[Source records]
——
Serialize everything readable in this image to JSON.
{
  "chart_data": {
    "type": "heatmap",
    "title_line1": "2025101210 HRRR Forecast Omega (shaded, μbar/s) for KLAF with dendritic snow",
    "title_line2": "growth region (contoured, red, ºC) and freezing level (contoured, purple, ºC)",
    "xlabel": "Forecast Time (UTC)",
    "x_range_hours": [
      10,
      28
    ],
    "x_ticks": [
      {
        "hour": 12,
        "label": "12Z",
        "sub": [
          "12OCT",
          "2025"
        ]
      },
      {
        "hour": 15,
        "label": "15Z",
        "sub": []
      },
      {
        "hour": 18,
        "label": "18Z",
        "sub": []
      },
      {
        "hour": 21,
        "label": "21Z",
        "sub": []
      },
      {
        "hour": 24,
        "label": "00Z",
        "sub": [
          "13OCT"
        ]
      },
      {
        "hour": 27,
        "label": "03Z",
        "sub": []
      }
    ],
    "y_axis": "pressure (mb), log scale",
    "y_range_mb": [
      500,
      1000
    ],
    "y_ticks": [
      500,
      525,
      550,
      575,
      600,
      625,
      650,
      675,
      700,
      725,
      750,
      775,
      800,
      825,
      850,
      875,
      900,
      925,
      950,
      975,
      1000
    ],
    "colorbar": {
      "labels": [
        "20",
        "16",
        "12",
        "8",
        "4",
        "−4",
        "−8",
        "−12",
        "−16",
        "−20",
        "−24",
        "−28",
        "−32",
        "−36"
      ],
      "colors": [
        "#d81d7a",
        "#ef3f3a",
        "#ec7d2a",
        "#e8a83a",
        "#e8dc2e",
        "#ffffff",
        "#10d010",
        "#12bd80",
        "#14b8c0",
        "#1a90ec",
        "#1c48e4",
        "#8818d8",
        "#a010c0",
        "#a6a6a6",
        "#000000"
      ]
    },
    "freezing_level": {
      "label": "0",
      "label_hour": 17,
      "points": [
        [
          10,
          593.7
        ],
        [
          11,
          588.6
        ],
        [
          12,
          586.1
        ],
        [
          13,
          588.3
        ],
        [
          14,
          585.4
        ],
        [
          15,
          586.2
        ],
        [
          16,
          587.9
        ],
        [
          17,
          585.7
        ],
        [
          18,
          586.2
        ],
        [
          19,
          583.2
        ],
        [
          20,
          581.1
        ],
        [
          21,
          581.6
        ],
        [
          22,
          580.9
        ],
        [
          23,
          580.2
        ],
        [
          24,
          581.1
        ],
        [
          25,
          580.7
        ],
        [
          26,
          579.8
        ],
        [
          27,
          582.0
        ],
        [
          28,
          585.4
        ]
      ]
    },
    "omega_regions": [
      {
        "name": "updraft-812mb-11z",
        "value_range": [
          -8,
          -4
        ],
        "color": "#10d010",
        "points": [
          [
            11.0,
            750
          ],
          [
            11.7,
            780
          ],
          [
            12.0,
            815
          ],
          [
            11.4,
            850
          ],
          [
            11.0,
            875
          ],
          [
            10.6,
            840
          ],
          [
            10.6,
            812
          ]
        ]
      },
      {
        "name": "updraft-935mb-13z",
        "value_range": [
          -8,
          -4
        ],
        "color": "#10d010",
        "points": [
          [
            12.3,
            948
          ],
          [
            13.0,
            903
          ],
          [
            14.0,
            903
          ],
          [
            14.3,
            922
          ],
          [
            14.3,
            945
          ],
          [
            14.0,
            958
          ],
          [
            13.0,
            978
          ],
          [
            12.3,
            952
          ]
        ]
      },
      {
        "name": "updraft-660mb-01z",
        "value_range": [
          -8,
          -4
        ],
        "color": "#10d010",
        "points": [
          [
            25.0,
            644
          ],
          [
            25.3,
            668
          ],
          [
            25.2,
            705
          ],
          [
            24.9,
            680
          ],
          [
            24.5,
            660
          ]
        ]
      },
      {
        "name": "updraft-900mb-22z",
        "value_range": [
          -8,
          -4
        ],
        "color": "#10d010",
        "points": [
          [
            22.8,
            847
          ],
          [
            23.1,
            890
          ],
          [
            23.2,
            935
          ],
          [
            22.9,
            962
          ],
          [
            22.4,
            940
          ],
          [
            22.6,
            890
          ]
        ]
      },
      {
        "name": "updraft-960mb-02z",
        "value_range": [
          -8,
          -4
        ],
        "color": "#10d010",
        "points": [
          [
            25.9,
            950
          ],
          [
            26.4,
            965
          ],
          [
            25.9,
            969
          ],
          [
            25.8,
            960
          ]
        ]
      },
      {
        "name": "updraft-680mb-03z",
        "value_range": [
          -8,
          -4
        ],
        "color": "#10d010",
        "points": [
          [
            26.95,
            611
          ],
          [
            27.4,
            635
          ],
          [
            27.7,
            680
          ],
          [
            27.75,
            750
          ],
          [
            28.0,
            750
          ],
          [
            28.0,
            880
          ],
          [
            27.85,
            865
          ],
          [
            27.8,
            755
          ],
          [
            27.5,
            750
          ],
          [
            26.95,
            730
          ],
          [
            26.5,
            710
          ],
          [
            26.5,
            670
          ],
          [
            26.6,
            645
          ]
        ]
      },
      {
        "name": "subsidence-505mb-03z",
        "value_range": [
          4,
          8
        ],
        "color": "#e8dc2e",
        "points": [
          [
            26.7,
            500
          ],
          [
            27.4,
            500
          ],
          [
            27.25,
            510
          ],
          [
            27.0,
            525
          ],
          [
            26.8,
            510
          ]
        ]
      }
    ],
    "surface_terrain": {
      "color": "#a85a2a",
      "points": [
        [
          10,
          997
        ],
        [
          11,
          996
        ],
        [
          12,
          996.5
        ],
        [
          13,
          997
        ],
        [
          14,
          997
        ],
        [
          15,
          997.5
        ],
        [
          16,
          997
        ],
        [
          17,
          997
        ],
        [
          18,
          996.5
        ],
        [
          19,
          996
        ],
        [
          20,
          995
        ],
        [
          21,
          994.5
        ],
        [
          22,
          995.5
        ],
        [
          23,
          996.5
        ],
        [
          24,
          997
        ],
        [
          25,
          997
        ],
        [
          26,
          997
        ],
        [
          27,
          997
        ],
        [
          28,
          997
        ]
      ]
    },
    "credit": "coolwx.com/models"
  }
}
——
**WHAT THE TASK ASKS:**
Collect every line above that contains the word "name".

**RESULT BELOW:**
        "name": "updraft-812mb-11z",
        "name": "updraft-935mb-13z",
        "name": "updraft-660mb-01z",
        "name": "updraft-900mb-22z",
        "name": "updraft-960mb-02z",
        "name": "updraft-680mb-03z",
        "name": "subsidence-505mb-03z",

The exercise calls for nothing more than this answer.